Goal: Within this material, how many lines have the string "वगळण" in them? The answer is a number, with nothing added.

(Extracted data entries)
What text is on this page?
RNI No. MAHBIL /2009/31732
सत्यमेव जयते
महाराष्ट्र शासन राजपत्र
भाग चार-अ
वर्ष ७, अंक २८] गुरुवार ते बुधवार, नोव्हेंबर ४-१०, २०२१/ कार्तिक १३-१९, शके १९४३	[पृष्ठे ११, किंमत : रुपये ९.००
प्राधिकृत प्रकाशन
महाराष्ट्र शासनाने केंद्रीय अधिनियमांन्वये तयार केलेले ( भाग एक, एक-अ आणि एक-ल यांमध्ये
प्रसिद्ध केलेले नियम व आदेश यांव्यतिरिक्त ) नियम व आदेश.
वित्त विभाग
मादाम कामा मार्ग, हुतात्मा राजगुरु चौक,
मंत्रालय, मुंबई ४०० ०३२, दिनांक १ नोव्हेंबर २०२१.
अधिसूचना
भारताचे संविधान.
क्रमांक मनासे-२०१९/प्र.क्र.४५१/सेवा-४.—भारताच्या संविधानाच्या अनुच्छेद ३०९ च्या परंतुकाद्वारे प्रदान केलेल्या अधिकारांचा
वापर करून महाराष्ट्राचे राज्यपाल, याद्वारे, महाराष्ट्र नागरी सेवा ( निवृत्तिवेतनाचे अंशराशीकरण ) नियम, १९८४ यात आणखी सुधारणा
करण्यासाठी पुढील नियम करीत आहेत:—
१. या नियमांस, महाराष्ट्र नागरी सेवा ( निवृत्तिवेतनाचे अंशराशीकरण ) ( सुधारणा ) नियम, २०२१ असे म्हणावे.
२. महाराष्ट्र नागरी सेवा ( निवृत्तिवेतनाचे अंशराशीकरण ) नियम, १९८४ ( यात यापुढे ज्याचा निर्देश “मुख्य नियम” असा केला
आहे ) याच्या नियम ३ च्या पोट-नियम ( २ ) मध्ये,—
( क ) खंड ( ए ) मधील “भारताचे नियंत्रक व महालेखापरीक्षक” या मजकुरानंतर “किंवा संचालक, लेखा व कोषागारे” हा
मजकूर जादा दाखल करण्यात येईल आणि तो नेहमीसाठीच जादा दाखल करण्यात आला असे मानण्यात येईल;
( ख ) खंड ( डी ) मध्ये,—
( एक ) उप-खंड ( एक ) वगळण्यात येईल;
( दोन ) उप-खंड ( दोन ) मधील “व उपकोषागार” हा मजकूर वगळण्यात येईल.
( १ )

Full response: 2